**Input data:**
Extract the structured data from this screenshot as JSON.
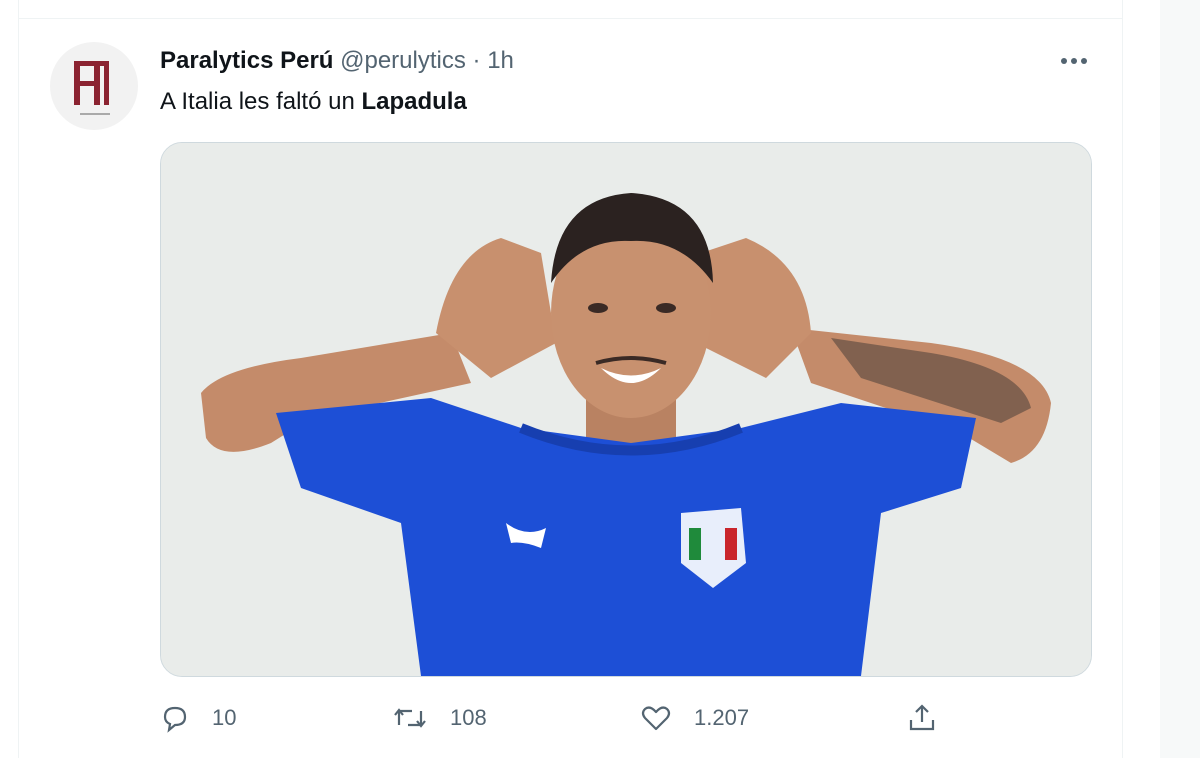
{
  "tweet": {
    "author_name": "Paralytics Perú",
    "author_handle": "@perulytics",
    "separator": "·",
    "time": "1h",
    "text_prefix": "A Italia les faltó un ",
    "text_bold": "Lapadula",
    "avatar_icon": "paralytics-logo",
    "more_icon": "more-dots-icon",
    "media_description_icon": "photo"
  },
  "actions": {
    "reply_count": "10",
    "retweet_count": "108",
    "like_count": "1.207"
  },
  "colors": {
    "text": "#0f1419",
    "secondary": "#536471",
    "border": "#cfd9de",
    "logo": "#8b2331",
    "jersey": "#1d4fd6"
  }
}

**Exercise aim:**
For the entries above, state how many lines contain the word "logo". Provide the number by itself.

**Worked answer:**
2